## Provided entries
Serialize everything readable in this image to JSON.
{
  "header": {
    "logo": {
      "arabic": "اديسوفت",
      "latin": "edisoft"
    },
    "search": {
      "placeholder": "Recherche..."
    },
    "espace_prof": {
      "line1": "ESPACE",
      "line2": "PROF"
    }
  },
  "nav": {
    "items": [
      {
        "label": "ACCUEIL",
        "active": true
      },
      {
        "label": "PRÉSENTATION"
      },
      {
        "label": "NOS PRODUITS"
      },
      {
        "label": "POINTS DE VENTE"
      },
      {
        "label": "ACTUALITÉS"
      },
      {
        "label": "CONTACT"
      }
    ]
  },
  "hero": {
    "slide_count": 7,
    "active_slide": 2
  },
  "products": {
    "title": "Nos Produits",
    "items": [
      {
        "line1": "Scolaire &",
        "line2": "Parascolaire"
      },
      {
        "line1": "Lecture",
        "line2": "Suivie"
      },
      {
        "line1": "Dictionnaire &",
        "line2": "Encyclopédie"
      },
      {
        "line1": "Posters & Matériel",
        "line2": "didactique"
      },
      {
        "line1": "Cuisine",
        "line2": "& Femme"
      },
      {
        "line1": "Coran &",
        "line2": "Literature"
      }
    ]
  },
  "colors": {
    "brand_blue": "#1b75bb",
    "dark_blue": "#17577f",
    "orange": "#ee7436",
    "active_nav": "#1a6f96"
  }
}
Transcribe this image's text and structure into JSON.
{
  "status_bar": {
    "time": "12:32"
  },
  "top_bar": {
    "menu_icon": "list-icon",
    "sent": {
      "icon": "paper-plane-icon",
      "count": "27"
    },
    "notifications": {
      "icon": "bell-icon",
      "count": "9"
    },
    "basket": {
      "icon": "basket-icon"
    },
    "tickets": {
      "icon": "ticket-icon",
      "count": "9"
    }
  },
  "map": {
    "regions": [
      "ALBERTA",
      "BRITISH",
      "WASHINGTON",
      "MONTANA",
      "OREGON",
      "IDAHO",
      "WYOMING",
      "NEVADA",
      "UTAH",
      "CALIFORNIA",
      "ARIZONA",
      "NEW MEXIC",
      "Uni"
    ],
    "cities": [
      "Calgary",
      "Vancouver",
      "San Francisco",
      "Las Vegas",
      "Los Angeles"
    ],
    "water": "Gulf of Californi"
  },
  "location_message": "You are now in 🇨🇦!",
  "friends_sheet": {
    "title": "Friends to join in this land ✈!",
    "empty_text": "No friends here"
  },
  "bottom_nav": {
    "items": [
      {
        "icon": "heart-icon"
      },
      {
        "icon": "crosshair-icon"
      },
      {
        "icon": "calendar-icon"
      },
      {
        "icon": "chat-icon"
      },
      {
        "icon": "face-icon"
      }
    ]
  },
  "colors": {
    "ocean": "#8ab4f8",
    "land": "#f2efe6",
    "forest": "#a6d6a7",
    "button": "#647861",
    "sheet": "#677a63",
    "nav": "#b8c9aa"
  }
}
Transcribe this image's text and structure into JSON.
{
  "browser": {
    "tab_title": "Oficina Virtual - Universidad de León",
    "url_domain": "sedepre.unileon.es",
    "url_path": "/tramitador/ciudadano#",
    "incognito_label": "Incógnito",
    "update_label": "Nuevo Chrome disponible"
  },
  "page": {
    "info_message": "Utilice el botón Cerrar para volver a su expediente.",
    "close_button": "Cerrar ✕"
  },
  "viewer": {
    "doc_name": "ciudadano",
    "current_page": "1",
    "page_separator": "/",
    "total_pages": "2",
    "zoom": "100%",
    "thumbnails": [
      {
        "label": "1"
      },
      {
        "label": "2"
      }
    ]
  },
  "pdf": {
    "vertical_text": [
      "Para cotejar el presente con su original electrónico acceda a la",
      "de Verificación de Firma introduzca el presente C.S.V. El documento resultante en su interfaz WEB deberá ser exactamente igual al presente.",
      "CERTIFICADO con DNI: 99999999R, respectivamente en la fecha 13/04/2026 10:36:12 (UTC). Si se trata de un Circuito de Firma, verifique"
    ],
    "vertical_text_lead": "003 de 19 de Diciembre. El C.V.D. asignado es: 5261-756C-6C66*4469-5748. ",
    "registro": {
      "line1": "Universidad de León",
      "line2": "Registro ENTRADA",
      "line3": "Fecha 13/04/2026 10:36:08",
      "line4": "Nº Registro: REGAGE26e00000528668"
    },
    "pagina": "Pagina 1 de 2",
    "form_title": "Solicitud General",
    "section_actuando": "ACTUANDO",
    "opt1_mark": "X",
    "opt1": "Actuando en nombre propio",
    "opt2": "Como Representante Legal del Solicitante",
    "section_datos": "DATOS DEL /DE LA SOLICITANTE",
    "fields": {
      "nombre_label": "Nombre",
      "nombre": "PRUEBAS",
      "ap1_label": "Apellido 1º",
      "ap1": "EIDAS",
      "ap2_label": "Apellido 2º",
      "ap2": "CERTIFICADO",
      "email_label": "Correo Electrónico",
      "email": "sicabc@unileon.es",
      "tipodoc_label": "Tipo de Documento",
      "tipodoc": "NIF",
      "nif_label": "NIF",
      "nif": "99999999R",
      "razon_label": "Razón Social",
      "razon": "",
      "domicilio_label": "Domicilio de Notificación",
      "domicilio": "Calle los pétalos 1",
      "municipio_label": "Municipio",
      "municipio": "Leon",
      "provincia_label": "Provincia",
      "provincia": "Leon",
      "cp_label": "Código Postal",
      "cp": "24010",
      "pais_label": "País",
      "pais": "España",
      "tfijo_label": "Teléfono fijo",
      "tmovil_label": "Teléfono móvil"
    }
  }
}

## Given exercise
Please repeat the listing exactly, with nothing left out.

## Reply
Serialize everything readable in this image to JSON.
{
  "header": {
    "logo": {
      "arabic": "اديسوفت",
      "latin": "edisoft"
    },
    "search": {
      "placeholder": "Recherche..."
    },
    "espace_prof": {
      "line1": "ESPACE",
      "line2": "PROF"
    }
  },
  "nav": {
    "items": [
      {
        "label": "ACCUEIL",
        "active": true
      },
      {
        "label": "PRÉSENTATION"
      },
      {
        "label": "NOS PRODUITS"
      },
      {
        "label": "POINTS DE VENTE"
      },
      {
        "label": "ACTUALITÉS"
      },
      {
        "label": "CONTACT"
      }
    ]
  },
  "hero": {
    "slide_count": 7,
    "active_slide": 2
  },
  "products": {
    "title": "Nos Produits",
    "items": [
      {
        "line1": "Scolaire &",
        "line2": "Parascolaire"
      },
      {
        "line1": "Lecture",
        "line2": "Suivie"
      },
      {
        "line1": "Dictionnaire &",
        "line2": "Encyclopédie"
      },
      {
        "line1": "Posters & Matériel",
        "line2": "didactique"
      },
      {
        "line1": "Cuisine",
        "line2": "& Femme"
      },
      {
        "line1": "Coran &",
        "line2": "Literature"
      }
    ]
  },
  "colors": {
    "brand_blue": "#1b75bb",
    "dark_blue": "#17577f",
    "orange": "#ee7436",
    "active_nav": "#1a6f96"
  }
}
Transcribe this image's text and structure into JSON.
{
  "status_bar": {
    "time": "12:32"
  },
  "top_bar": {
    "menu_icon": "list-icon",
    "sent": {
      "icon": "paper-plane-icon",
      "count": "27"
    },
    "notifications": {
      "icon": "bell-icon",
      "count": "9"
    },
    "basket": {
      "icon": "basket-icon"
    },
    "tickets": {
      "icon": "ticket-icon",
      "count": "9"
    }
  },
  "map": {
    "regions": [
      "ALBERTA",
      "BRITISH",
      "WASHINGTON",
      "MONTANA",
      "OREGON",
      "IDAHO",
      "WYOMING",
      "NEVADA",
      "UTAH",
      "CALIFORNIA",
      "ARIZONA",
      "NEW MEXIC",
      "Uni"
    ],
    "cities": [
      "Calgary",
      "Vancouver",
      "San Francisco",
      "Las Vegas",
      "Los Angeles"
    ],
    "water": "Gulf of Californi"
  },
  "location_message": "You are now in 🇨🇦!",
  "friends_sheet": {
    "title": "Friends to join in this land ✈!",
    "empty_text": "No friends here"
  },
  "bottom_nav": {
    "items": [
      {
        "icon": "heart-icon"
      },
      {
        "icon": "crosshair-icon"
      },
      {
        "icon": "calendar-icon"
      },
      {
        "icon": "chat-icon"
      },
      {
        "icon": "face-icon"
      }
    ]
  },
  "colors": {
    "ocean": "#8ab4f8",
    "land": "#f2efe6",
    "forest": "#a6d6a7",
    "button": "#647861",
    "sheet": "#677a63",
    "nav": "#b8c9aa"
  }
}
Transcribe this image's text and structure into JSON.
{
  "browser": {
    "tab_title": "Oficina Virtual - Universidad de León",
    "url_domain": "sedepre.unileon.es",
    "url_path": "/tramitador/ciudadano#",
    "incognito_label": "Incógnito",
    "update_label": "Nuevo Chrome disponible"
  },
  "page": {
    "info_message": "Utilice el botón Cerrar para volver a su expediente.",
    "close_button": "Cerrar ✕"
  },
  "viewer": {
    "doc_name": "ciudadano",
    "current_page": "1",
    "page_separator": "/",
    "total_pages": "2",
    "zoom": "100%",
    "thumbnails": [
      {
        "label": "1"
      },
      {
        "label": "2"
      }
    ]
  },
  "pdf": {
    "vertical_text": [
      "Para cotejar el presente con su original electrónico acceda a la",
      "de Verificación de Firma introduzca el presente C.S.V. El documento resultante en su interfaz WEB deberá ser exactamente igual al presente.",
      "CERTIFICADO con DNI: 99999999R, respectivamente en la fecha 13/04/2026 10:36:12 (UTC). Si se trata de un Circuito de Firma, verifique"
    ],
    "vertical_text_lead": "003 de 19 de Diciembre. El C.V.D. asignado es: 5261-756C-6C66*4469-5748. ",
    "registro": {
      "line1": "Universidad de León",
      "line2": "Registro ENTRADA",
      "line3": "Fecha 13/04/2026 10:36:08",
      "line4": "Nº Registro: REGAGE26e00000528668"
    },
    "pagina": "Pagina 1 de 2",
    "form_title": "Solicitud General",
    "section_actuando": "ACTUANDO",
    "opt1_mark": "X",
    "opt1": "Actuando en nombre propio",
    "opt2": "Como Representante Legal del Solicitante",
    "section_datos": "DATOS DEL /DE LA SOLICITANTE",
    "fields": {
      "nombre_label": "Nombre",
      "nombre": "PRUEBAS",
      "ap1_label": "Apellido 1º",
      "ap1": "EIDAS",
      "ap2_label": "Apellido 2º",
      "ap2": "CERTIFICADO",
      "email_label": "Correo Electrónico",
      "email": "sicabc@unileon.es",
      "tipodoc_label": "Tipo de Documento",
      "tipodoc": "NIF",
      "nif_label": "NIF",
      "nif": "99999999R",
      "razon_label": "Razón Social",
      "razon": "",
      "domicilio_label": "Domicilio de Notificación",
      "domicilio": "Calle los pétalos 1",
      "municipio_label": "Municipio",
      "municipio": "Leon",
      "provincia_label": "Provincia",
      "provincia": "Leon",
      "cp_label": "Código Postal",
      "cp": "24010",
      "pais_label": "País",
      "pais": "España",
      "tfijo_label": "Teléfono fijo",
      "tmovil_label": "Teléfono móvil"
    }
  }
}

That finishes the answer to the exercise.